• **Task to carry out**
In the entries below, find the lines that contain the word "formación" and copy them.
═══
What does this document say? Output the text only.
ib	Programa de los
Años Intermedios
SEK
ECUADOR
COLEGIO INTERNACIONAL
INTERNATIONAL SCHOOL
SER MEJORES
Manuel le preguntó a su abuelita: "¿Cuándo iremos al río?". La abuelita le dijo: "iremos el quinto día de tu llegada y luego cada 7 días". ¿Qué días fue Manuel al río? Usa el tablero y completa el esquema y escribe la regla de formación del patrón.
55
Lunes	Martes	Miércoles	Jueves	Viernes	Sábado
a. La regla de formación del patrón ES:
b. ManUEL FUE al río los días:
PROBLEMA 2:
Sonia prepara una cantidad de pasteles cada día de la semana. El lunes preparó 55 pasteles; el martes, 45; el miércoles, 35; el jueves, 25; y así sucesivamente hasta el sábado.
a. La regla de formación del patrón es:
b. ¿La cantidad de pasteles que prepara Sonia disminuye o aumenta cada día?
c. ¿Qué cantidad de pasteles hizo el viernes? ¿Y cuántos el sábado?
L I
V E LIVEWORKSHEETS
═══
• **Exercise answer**
Manuel le preguntó a su abuelita: "¿Cuándo iremos al río?". La abuelita le dijo: "iremos el quinto día de tu llegada y luego cada 7 días". ¿Qué días fue Manuel al río? Usa el tablero y completa el esquema y escribe la regla de formación del patrón.
a. La regla de formación del patrón ES:
a. La regla de formación del patrón es:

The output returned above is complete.